* [Exercise] Reproduce the listing below without changes, except that pictures are left out.

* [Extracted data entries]
* * * * *
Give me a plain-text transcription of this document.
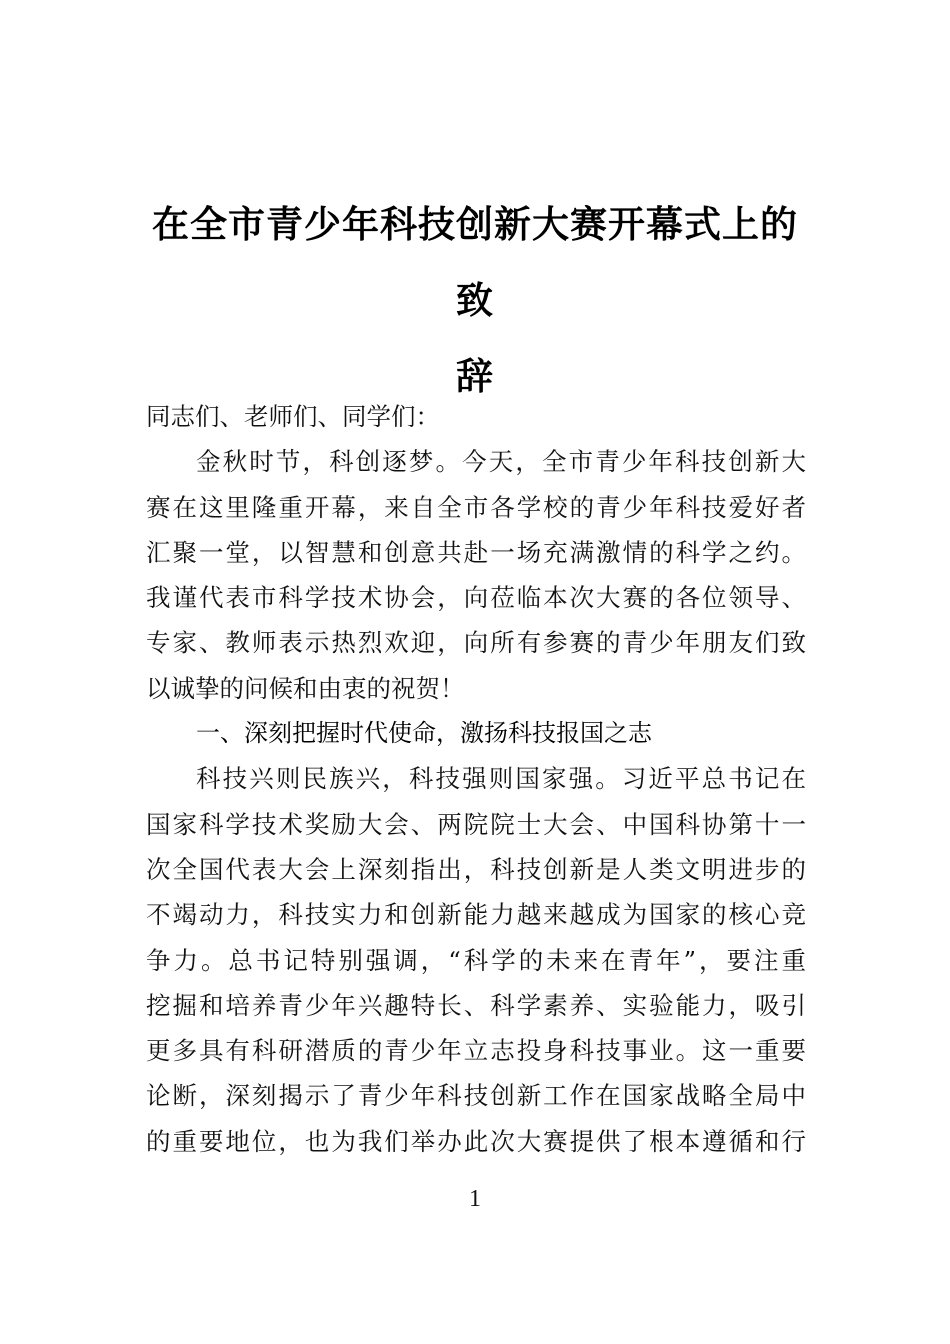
在全市青少年科技创新大赛开幕式上的致
辞
同志们、老师们、同学们：
金秋时节，科创逐梦。今天，全市青少年科技创新大
赛在这里隆重开幕，来自全市各学校的青少年科技爱好者
汇聚一堂，以智慧和创意共赴一场充满激情的科学之约。
我谨代表市科学技术协会，向莅临本次大赛的各位领导、
专家、教师表示热烈欢迎，向所有参赛的青少年朋友们致
以诚挚的问候和由衷的祝贺！
一、深刻把握时代使命，激扬科技报国之志
科技兴则民族兴，科技强则国家强。习近平总书记在
国家科学技术奖励大会、两院院士大会、中国科协第十一
次全国代表大会上深刻指出，科技创新是人类文明进步的
不竭动力，科技实力和创新能力越来越成为国家的核心竞
争力。总书记特别强调，“科学的未来在青年”，要注重
挖掘和培养青少年兴趣特长、科学素养、实验能力，吸引
更多具有科研潜质的青少年立志投身科技事业。这一重要
论断，深刻揭示了青少年科技创新工作在国家战略全局中
的重要地位，也为我们举办此次大赛提供了根本遵循和行
1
* * * * *
* [The output]
Give me a plain-text transcription of this document.
在全市青少年科技创新大赛开幕式上的致
辞
同志们、老师们、同学们：
金秋时节，科创逐梦。今天，全市青少年科技创新大
赛在这里隆重开幕，来自全市各学校的青少年科技爱好者
汇聚一堂，以智慧和创意共赴一场充满激情的科学之约。
我谨代表市科学技术协会，向莅临本次大赛的各位领导、
专家、教师表示热烈欢迎，向所有参赛的青少年朋友们致
以诚挚的问候和由衷的祝贺！
一、深刻把握时代使命，激扬科技报国之志
科技兴则民族兴，科技强则国家强。习近平总书记在
国家科学技术奖励大会、两院院士大会、中国科协第十一
次全国代表大会上深刻指出，科技创新是人类文明进步的
不竭动力，科技实力和创新能力越来越成为国家的核心竞
争力。总书记特别强调，“科学的未来在青年”，要注重
挖掘和培养青少年兴趣特长、科学素养、实验能力，吸引
更多具有科研潜质的青少年立志投身科技事业。这一重要
论断，深刻揭示了青少年科技创新工作在国家战略全局中
的重要地位，也为我们举办此次大赛提供了根本遵循和行
1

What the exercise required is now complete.